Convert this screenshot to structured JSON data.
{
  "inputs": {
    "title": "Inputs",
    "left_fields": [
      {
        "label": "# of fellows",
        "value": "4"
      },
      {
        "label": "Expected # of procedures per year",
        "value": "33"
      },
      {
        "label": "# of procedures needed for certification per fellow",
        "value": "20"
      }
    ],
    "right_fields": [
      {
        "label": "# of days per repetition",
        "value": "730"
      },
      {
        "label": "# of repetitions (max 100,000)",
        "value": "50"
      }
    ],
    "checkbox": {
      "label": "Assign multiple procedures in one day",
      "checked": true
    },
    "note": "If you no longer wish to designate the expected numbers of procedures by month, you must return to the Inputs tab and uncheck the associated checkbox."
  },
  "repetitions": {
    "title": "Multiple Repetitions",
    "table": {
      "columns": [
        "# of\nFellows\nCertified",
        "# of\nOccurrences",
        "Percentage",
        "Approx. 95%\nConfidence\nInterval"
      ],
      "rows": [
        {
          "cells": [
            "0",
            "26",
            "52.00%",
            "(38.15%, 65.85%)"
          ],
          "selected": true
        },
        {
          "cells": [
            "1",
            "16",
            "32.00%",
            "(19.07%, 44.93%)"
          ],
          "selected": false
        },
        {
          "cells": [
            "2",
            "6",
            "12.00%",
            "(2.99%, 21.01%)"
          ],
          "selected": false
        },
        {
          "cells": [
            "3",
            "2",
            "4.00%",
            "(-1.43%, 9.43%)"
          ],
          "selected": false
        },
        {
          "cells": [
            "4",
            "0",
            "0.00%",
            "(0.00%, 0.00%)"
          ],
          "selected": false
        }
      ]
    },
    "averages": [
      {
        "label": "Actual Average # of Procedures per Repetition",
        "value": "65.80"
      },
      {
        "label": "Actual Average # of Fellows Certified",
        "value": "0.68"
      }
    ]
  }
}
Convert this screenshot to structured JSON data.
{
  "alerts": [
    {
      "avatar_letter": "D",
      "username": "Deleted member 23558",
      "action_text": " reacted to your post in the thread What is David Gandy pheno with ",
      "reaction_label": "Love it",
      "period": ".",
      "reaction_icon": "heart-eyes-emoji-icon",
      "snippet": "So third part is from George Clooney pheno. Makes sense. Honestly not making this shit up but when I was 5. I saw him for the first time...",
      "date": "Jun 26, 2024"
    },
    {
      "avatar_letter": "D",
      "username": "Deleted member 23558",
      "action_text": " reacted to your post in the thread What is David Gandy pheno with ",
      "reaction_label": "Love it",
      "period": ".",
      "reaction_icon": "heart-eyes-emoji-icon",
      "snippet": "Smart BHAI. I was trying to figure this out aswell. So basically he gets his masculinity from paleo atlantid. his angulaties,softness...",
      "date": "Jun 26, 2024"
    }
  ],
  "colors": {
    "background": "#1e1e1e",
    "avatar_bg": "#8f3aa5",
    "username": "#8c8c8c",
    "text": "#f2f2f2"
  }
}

What is required: Your task is to repeat every entry exactly.

Output for this task:
Convert this screenshot to structured JSON data.
{
  "inputs": {
    "title": "Inputs",
    "left_fields": [
      {
        "label": "# of fellows",
        "value": "4"
      },
      {
        "label": "Expected # of procedures per year",
        "value": "33"
      },
      {
        "label": "# of procedures needed for certification per fellow",
        "value": "20"
      }
    ],
    "right_fields": [
      {
        "label": "# of days per repetition",
        "value": "730"
      },
      {
        "label": "# of repetitions (max 100,000)",
        "value": "50"
      }
    ],
    "checkbox": {
      "label": "Assign multiple procedures in one day",
      "checked": true
    },
    "note": "If you no longer wish to designate the expected numbers of procedures by month, you must return to the Inputs tab and uncheck the associated checkbox."
  },
  "repetitions": {
    "title": "Multiple Repetitions",
    "table": {
      "columns": [
        "# of\nFellows\nCertified",
        "# of\nOccurrences",
        "Percentage",
        "Approx. 95%\nConfidence\nInterval"
      ],
      "rows": [
        {
          "cells": [
            "0",
            "26",
            "52.00%",
            "(38.15%, 65.85%)"
          ],
          "selected": true
        },
        {
          "cells": [
            "1",
            "16",
            "32.00%",
            "(19.07%, 44.93%)"
          ],
          "selected": false
        },
        {
          "cells": [
            "2",
            "6",
            "12.00%",
            "(2.99%, 21.01%)"
          ],
          "selected": false
        },
        {
          "cells": [
            "3",
            "2",
            "4.00%",
            "(-1.43%, 9.43%)"
          ],
          "selected": false
        },
        {
          "cells": [
            "4",
            "0",
            "0.00%",
            "(0.00%, 0.00%)"
          ],
          "selected": false
        }
      ]
    },
    "averages": [
      {
        "label": "Actual Average # of Procedures per Repetition",
        "value": "65.80"
      },
      {
        "label": "Actual Average # of Fellows Certified",
        "value": "0.68"
      }
    ]
  }
}
Convert this screenshot to structured JSON data.
{
  "alerts": [
    {
      "avatar_letter": "D",
      "username": "Deleted member 23558",
      "action_text": " reacted to your post in the thread What is David Gandy pheno with ",
      "reaction_label": "Love it",
      "period": ".",
      "reaction_icon": "heart-eyes-emoji-icon",
      "snippet": "So third part is from George Clooney pheno. Makes sense. Honestly not making this shit up but when I was 5. I saw him for the first time...",
      "date": "Jun 26, 2024"
    },
    {
      "avatar_letter": "D",
      "username": "Deleted member 23558",
      "action_text": " reacted to your post in the thread What is David Gandy pheno with ",
      "reaction_label": "Love it",
      "period": ".",
      "reaction_icon": "heart-eyes-emoji-icon",
      "snippet": "Smart BHAI. I was trying to figure this out aswell. So basically he gets his masculinity from paleo atlantid. his angulaties,softness...",
      "date": "Jun 26, 2024"
    }
  ],
  "colors": {
    "background": "#1e1e1e",
    "avatar_bg": "#8f3aa5",
    "username": "#8c8c8c",
    "text": "#f2f2f2"
  }
}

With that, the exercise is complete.